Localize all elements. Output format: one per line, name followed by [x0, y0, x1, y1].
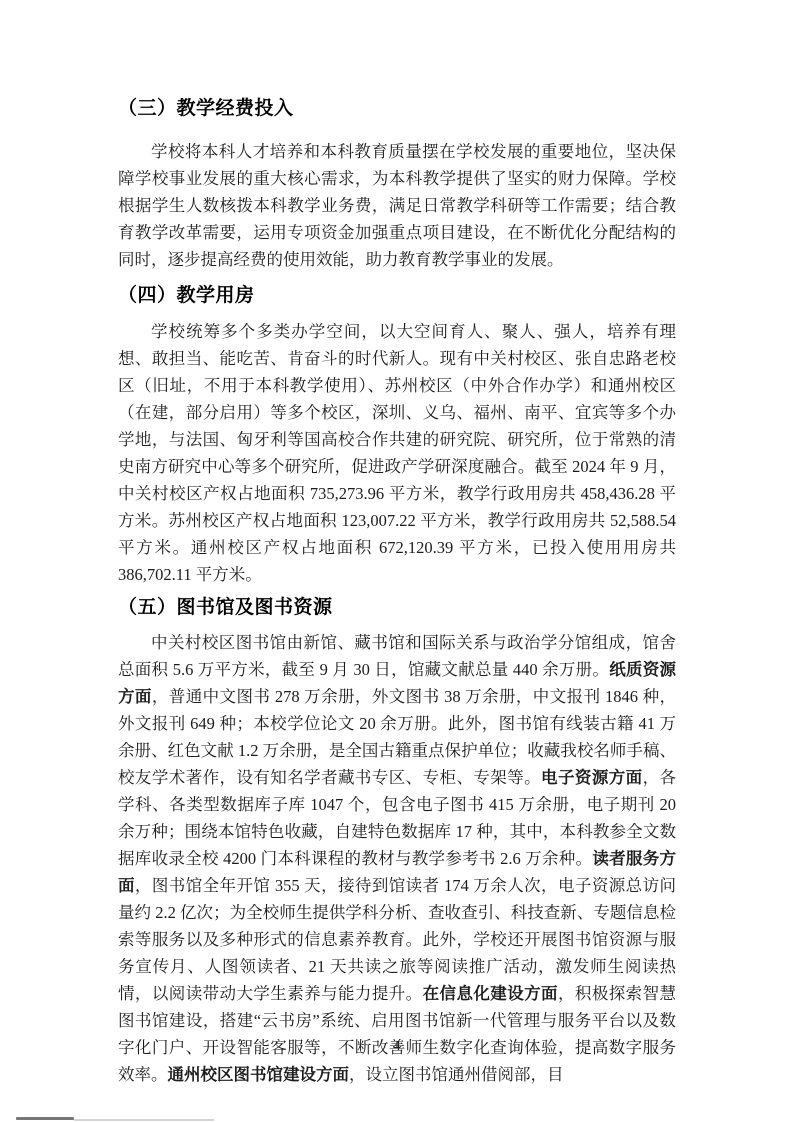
section-paragraph-teaching-space: 学校统筹多个多类办学空间，以大空间育人、聚人、强人，培养有理想、敢担当、能吃苦、…: [118, 318, 676, 588]
section-paragraph-teaching-funds: 学校将本科人才培养和本科教育质量摆在学校发展的重要地位，坚决保障学校事业发展的重…: [118, 138, 676, 273]
scan-artifact-light: [74, 1119, 214, 1121]
scan-artifact-dark: [16, 1117, 74, 1120]
section-teaching-space: （四）教学用房 学校统筹多个多类办学空间，以大空间育人、聚人、强人，培养有理想、…: [118, 283, 676, 588]
section-heading-library-resources: （五）图书馆及图书资源: [118, 595, 676, 621]
section-heading-teaching-funds: （三）教学经费投入: [118, 96, 676, 122]
section-teaching-funds: （三）教学经费投入 学校将本科人才培养和本科教育质量摆在学校发展的重要地位，坚决…: [118, 96, 676, 273]
section-library-resources: （五）图书馆及图书资源 中关村校区图书馆由新馆、藏书馆和国际关系与政治学分馆组成…: [118, 595, 676, 1088]
document-page: （三）教学经费投入 学校将本科人才培养和本科教育质量摆在学校发展的重要地位，坚决…: [0, 0, 794, 1122]
document-content: （三）教学经费投入 学校将本科人才培养和本科教育质量摆在学校发展的重要地位，坚决…: [118, 96, 676, 1088]
section-paragraph-library-resources: 中关村校区图书馆由新馆、藏书馆和国际关系与政治学分馆组成，馆舍总面积 5.6 万…: [118, 629, 676, 1088]
page-number: 4: [118, 1038, 676, 1055]
section-heading-teaching-space: （四）教学用房: [118, 283, 676, 309]
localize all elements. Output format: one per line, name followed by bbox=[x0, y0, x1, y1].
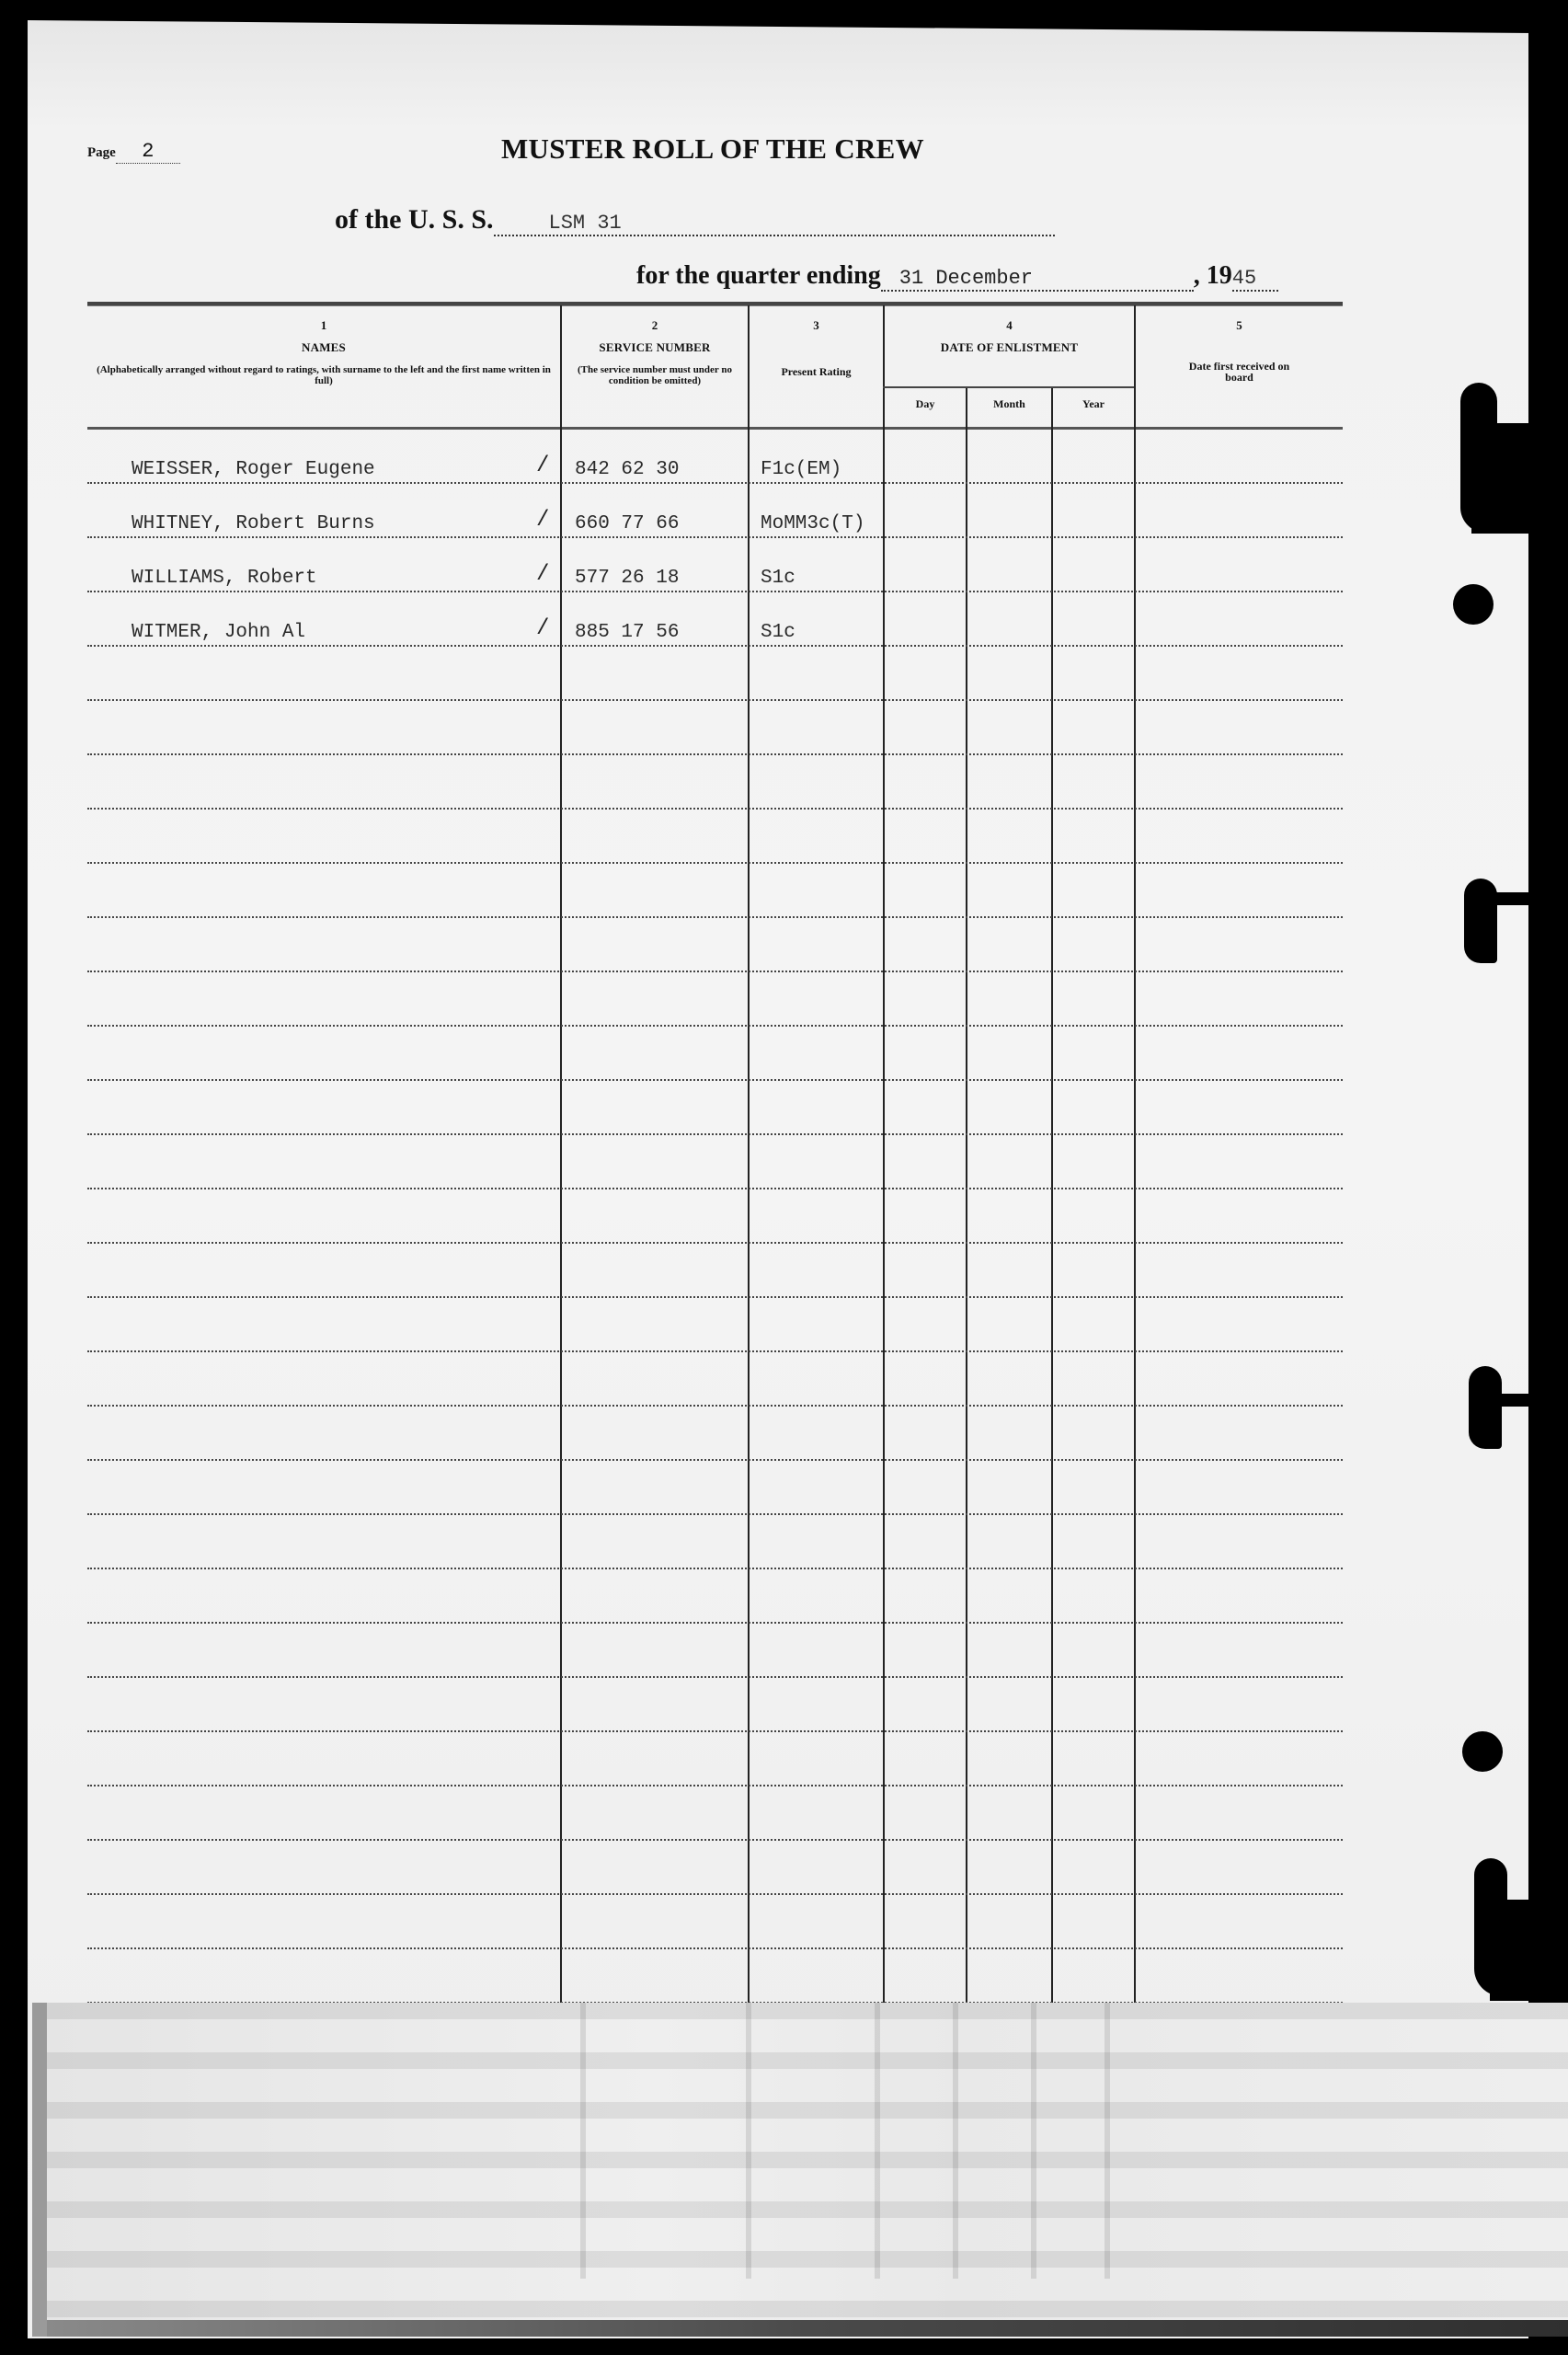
table-row bbox=[87, 701, 1343, 755]
table-row: WITMER, John Al/885 17 56S1c bbox=[87, 592, 1343, 647]
blurred-divider bbox=[875, 2003, 880, 2279]
binder-tab bbox=[1494, 1394, 1540, 1407]
crew-name: WILLIAMS, Robert bbox=[132, 568, 317, 589]
column-label: Present Rating bbox=[750, 366, 883, 377]
table-row bbox=[87, 1244, 1343, 1298]
table-row bbox=[87, 1298, 1343, 1352]
present-rating: MoMM3c(T) bbox=[761, 513, 864, 534]
ship-field: of the U. S. S.LSM 31 bbox=[335, 204, 1055, 236]
blurred-divider bbox=[1031, 2003, 1036, 2279]
column-note: (The service number must under no condit… bbox=[562, 364, 748, 386]
muster-table: 1 NAMES (Alphabetically arranged without… bbox=[87, 302, 1343, 2013]
subheader-month: Month bbox=[967, 397, 1051, 411]
table-row bbox=[87, 810, 1343, 864]
document-title: MUSTER ROLL OF THE CREW bbox=[501, 132, 924, 166]
page-label: Page bbox=[87, 145, 116, 160]
table-row bbox=[87, 1515, 1343, 1569]
blurred-divider bbox=[580, 2003, 586, 2279]
blurred-divider bbox=[953, 2003, 958, 2279]
column-number: 5 bbox=[1136, 318, 1343, 333]
service-number: 577 26 18 bbox=[575, 568, 679, 589]
table-row: WHITNEY, Robert Burns/660 77 66MoMM3c(T) bbox=[87, 484, 1343, 538]
present-rating: F1c(EM) bbox=[761, 459, 841, 480]
subheader-year: Year bbox=[1053, 397, 1134, 411]
column-number: 2 bbox=[562, 318, 748, 333]
column-note: (Alphabetically arranged without regard … bbox=[87, 364, 560, 386]
subheader-day: Day bbox=[885, 397, 966, 411]
quarter-field: for the quarter ending31 December, 1945 bbox=[636, 261, 1278, 292]
quarter-label: for the quarter ending bbox=[636, 261, 881, 290]
table-row bbox=[87, 1895, 1343, 1949]
table-row bbox=[87, 755, 1343, 810]
table-row bbox=[87, 1189, 1343, 1244]
table-row bbox=[87, 918, 1343, 972]
column-label: SERVICE NUMBER bbox=[562, 340, 748, 355]
column-header-rating: 3 Present Rating bbox=[750, 318, 883, 377]
page-number-field: Page2 bbox=[87, 140, 180, 164]
table-row bbox=[87, 1135, 1343, 1189]
crew-name: WITMER, John Al bbox=[132, 622, 305, 643]
column-number: 4 bbox=[885, 318, 1134, 333]
table-row bbox=[87, 1678, 1343, 1732]
table-row bbox=[87, 1081, 1343, 1135]
scan-edge bbox=[1537, 0, 1568, 2355]
column-number: 1 bbox=[87, 318, 560, 333]
table-row bbox=[87, 1407, 1343, 1461]
quarter-date: 31 December bbox=[881, 267, 1194, 292]
table-row bbox=[87, 1841, 1343, 1895]
table-row bbox=[87, 1624, 1343, 1678]
present-rating: S1c bbox=[761, 622, 795, 643]
redacted-region bbox=[32, 2003, 1568, 2337]
table-row bbox=[87, 647, 1343, 701]
binder-tab bbox=[1490, 892, 1536, 905]
table-row: WILLIAMS, Robert/577 26 18S1c bbox=[87, 538, 1343, 592]
table-row bbox=[87, 864, 1343, 918]
blurred-divider bbox=[746, 2003, 751, 2279]
table-top-rule bbox=[87, 302, 1343, 306]
binder-tab bbox=[1469, 1366, 1502, 1449]
service-number: 660 77 66 bbox=[575, 513, 679, 534]
table-row bbox=[87, 1027, 1343, 1081]
column-number: 3 bbox=[750, 318, 883, 333]
check-mark: / bbox=[536, 616, 549, 641]
binder-hole bbox=[1462, 1731, 1503, 1772]
year-prefix: , 19 bbox=[1194, 261, 1232, 290]
page-number: 2 bbox=[116, 140, 180, 164]
column-label: DATE OF ENLISTMENT bbox=[885, 340, 1134, 355]
binder-tab bbox=[1490, 1900, 1536, 2001]
check-mark: / bbox=[536, 454, 549, 478]
column-header-enlistment: 4 DATE OF ENLISTMENT bbox=[885, 318, 1134, 355]
table-row bbox=[87, 1732, 1343, 1786]
blurred-footer-band bbox=[47, 2320, 1568, 2337]
column-label: Date first received on board bbox=[1136, 361, 1343, 383]
table-row bbox=[87, 1352, 1343, 1407]
binder-tab bbox=[1464, 879, 1497, 963]
crew-name: WEISSER, Roger Eugene bbox=[132, 459, 375, 480]
ship-label: of the U. S. S. bbox=[335, 204, 494, 235]
enlistment-subrule bbox=[883, 386, 1134, 388]
service-number: 885 17 56 bbox=[575, 622, 679, 643]
blurred-divider bbox=[1104, 2003, 1110, 2279]
table-row bbox=[87, 1786, 1343, 1841]
column-header-service-number: 2 SERVICE NUMBER (The service number mus… bbox=[562, 318, 748, 386]
column-header-received: 5 Date first received on board bbox=[1136, 318, 1343, 383]
year-suffix: 45 bbox=[1232, 267, 1278, 292]
ship-name: LSM 31 bbox=[494, 212, 1055, 236]
table-row: WEISSER, Roger Eugene/842 62 30F1c(EM) bbox=[87, 430, 1343, 484]
table-row bbox=[87, 1949, 1343, 2004]
table-row bbox=[87, 1569, 1343, 1624]
table-row bbox=[87, 1461, 1343, 1515]
column-label: NAMES bbox=[87, 340, 560, 355]
crew-name: WHITNEY, Robert Burns bbox=[132, 513, 375, 534]
present-rating: S1c bbox=[761, 568, 795, 589]
check-mark: / bbox=[536, 562, 549, 587]
table-row bbox=[87, 972, 1343, 1027]
column-header-names: 1 NAMES (Alphabetically arranged without… bbox=[87, 318, 560, 386]
binder-hole bbox=[1453, 584, 1494, 625]
binder-tab bbox=[1471, 423, 1536, 534]
service-number: 842 62 30 bbox=[575, 459, 679, 480]
check-mark: / bbox=[536, 508, 549, 533]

## DESCRIPTION OF THE TASK
Copy every one of the records above line for line, leaving out the pictures.

## WRITTEN ANSWER
Localize all elements. Output format: one per line, name followed by [x0, y0, x1, y1].
section-paragraph-teaching-space: 学校统筹多个多类办学空间，以大空间育人、聚人、强人，培养有理想、敢担当、能吃苦、…: [118, 318, 676, 588]
section-paragraph-teaching-funds: 学校将本科人才培养和本科教育质量摆在学校发展的重要地位，坚决保障学校事业发展的重…: [118, 138, 676, 273]
scan-artifact-light: [74, 1119, 214, 1121]
scan-artifact-dark: [16, 1117, 74, 1120]
section-teaching-space: （四）教学用房 学校统筹多个多类办学空间，以大空间育人、聚人、强人，培养有理想、…: [118, 283, 676, 588]
section-heading-library-resources: （五）图书馆及图书资源: [118, 595, 676, 621]
section-heading-teaching-funds: （三）教学经费投入: [118, 96, 676, 122]
section-teaching-funds: （三）教学经费投入 学校将本科人才培养和本科教育质量摆在学校发展的重要地位，坚决…: [118, 96, 676, 273]
section-library-resources: （五）图书馆及图书资源 中关村校区图书馆由新馆、藏书馆和国际关系与政治学分馆组成…: [118, 595, 676, 1088]
document-page: （三）教学经费投入 学校将本科人才培养和本科教育质量摆在学校发展的重要地位，坚决…: [0, 0, 794, 1122]
document-content: （三）教学经费投入 学校将本科人才培养和本科教育质量摆在学校发展的重要地位，坚决…: [118, 96, 676, 1088]
section-paragraph-library-resources: 中关村校区图书馆由新馆、藏书馆和国际关系与政治学分馆组成，馆舍总面积 5.6 万…: [118, 629, 676, 1088]
page-number: 4: [118, 1038, 676, 1055]
section-heading-teaching-space: （四）教学用房: [118, 283, 676, 309]
localize all elements. Output format: one per line, name followed by bbox=[x0, y0, x1, y1].
table-row bbox=[87, 701, 1343, 755]
table-row: WITMER, John Al/885 17 56S1c bbox=[87, 592, 1343, 647]
blurred-divider bbox=[875, 2003, 880, 2279]
binder-tab bbox=[1494, 1394, 1540, 1407]
crew-name: WILLIAMS, Robert bbox=[132, 568, 317, 589]
column-label: Present Rating bbox=[750, 366, 883, 377]
table-row bbox=[87, 1244, 1343, 1298]
table-row bbox=[87, 1298, 1343, 1352]
present-rating: MoMM3c(T) bbox=[761, 513, 864, 534]
ship-field: of the U. S. S.LSM 31 bbox=[335, 204, 1055, 236]
blurred-divider bbox=[1031, 2003, 1036, 2279]
column-note: (The service number must under no condit… bbox=[562, 364, 748, 386]
muster-table: 1 NAMES (Alphabetically arranged without… bbox=[87, 302, 1343, 2013]
subheader-month: Month bbox=[967, 397, 1051, 411]
table-row bbox=[87, 810, 1343, 864]
document-title: MUSTER ROLL OF THE CREW bbox=[501, 132, 924, 166]
page-label: Page bbox=[87, 145, 116, 160]
table-row bbox=[87, 1515, 1343, 1569]
blurred-divider bbox=[580, 2003, 586, 2279]
blurred-divider bbox=[953, 2003, 958, 2279]
column-number: 5 bbox=[1136, 318, 1343, 333]
service-number: 577 26 18 bbox=[575, 568, 679, 589]
table-row: WHITNEY, Robert Burns/660 77 66MoMM3c(T) bbox=[87, 484, 1343, 538]
present-rating: F1c(EM) bbox=[761, 459, 841, 480]
subheader-year: Year bbox=[1053, 397, 1134, 411]
column-number: 2 bbox=[562, 318, 748, 333]
column-note: (Alphabetically arranged without regard … bbox=[87, 364, 560, 386]
subheader-day: Day bbox=[885, 397, 966, 411]
quarter-field: for the quarter ending31 December, 1945 bbox=[636, 261, 1278, 292]
quarter-label: for the quarter ending bbox=[636, 261, 881, 290]
table-row bbox=[87, 1895, 1343, 1949]
table-row bbox=[87, 755, 1343, 810]
table-row bbox=[87, 1189, 1343, 1244]
table-row bbox=[87, 918, 1343, 972]
column-label: SERVICE NUMBER bbox=[562, 340, 748, 355]
column-header-rating: 3 Present Rating bbox=[750, 318, 883, 377]
page-number-field: Page2 bbox=[87, 140, 180, 164]
table-row bbox=[87, 1135, 1343, 1189]
crew-name: WITMER, John Al bbox=[132, 622, 305, 643]
column-number: 4 bbox=[885, 318, 1134, 333]
table-row bbox=[87, 1678, 1343, 1732]
table-row bbox=[87, 1081, 1343, 1135]
scan-edge bbox=[1537, 0, 1568, 2355]
column-number: 1 bbox=[87, 318, 560, 333]
table-row bbox=[87, 1407, 1343, 1461]
quarter-date: 31 December bbox=[881, 267, 1194, 292]
table-row bbox=[87, 1841, 1343, 1895]
table-row bbox=[87, 1624, 1343, 1678]
present-rating: S1c bbox=[761, 622, 795, 643]
redacted-region bbox=[32, 2003, 1568, 2337]
table-row bbox=[87, 647, 1343, 701]
binder-tab bbox=[1490, 892, 1536, 905]
table-row: WILLIAMS, Robert/577 26 18S1c bbox=[87, 538, 1343, 592]
table-row bbox=[87, 864, 1343, 918]
blurred-divider bbox=[746, 2003, 751, 2279]
table-top-rule bbox=[87, 302, 1343, 306]
binder-tab bbox=[1469, 1366, 1502, 1449]
service-number: 660 77 66 bbox=[575, 513, 679, 534]
table-row bbox=[87, 1027, 1343, 1081]
column-number: 3 bbox=[750, 318, 883, 333]
check-mark: / bbox=[536, 616, 549, 641]
binder-hole bbox=[1462, 1731, 1503, 1772]
year-prefix: , 19 bbox=[1194, 261, 1232, 290]
page-number: 2 bbox=[116, 140, 180, 164]
column-label: DATE OF ENLISTMENT bbox=[885, 340, 1134, 355]
binder-tab bbox=[1490, 1900, 1536, 2001]
check-mark: / bbox=[536, 454, 549, 478]
column-header-enlistment: 4 DATE OF ENLISTMENT bbox=[885, 318, 1134, 355]
table-row bbox=[87, 1732, 1343, 1786]
blurred-footer-band bbox=[47, 2320, 1568, 2337]
column-label: Date first received on board bbox=[1136, 361, 1343, 383]
table-row bbox=[87, 1352, 1343, 1407]
binder-tab bbox=[1464, 879, 1497, 963]
crew-name: WEISSER, Roger Eugene bbox=[132, 459, 375, 480]
ship-label: of the U. S. S. bbox=[335, 204, 494, 235]
enlistment-subrule bbox=[883, 386, 1134, 388]
service-number: 885 17 56 bbox=[575, 622, 679, 643]
blurred-divider bbox=[1104, 2003, 1110, 2279]
table-row bbox=[87, 1786, 1343, 1841]
column-header-service-number: 2 SERVICE NUMBER (The service number mus… bbox=[562, 318, 748, 386]
column-header-received: 5 Date first received on board bbox=[1136, 318, 1343, 383]
year-suffix: 45 bbox=[1232, 267, 1278, 292]
ship-name: LSM 31 bbox=[494, 212, 1055, 236]
table-row: WEISSER, Roger Eugene/842 62 30F1c(EM) bbox=[87, 430, 1343, 484]
table-row bbox=[87, 1949, 1343, 2004]
table-row bbox=[87, 1569, 1343, 1624]
table-row bbox=[87, 1461, 1343, 1515]
column-label: NAMES bbox=[87, 340, 560, 355]
crew-name: WHITNEY, Robert Burns bbox=[132, 513, 375, 534]
present-rating: S1c bbox=[761, 568, 795, 589]
check-mark: / bbox=[536, 562, 549, 587]
table-row bbox=[87, 972, 1343, 1027]
column-header-names: 1 NAMES (Alphabetically arranged without… bbox=[87, 318, 560, 386]
binder-hole bbox=[1453, 584, 1494, 625]
binder-tab bbox=[1471, 423, 1536, 534]
service-number: 842 62 30 bbox=[575, 459, 679, 480]
check-mark: / bbox=[536, 508, 549, 533]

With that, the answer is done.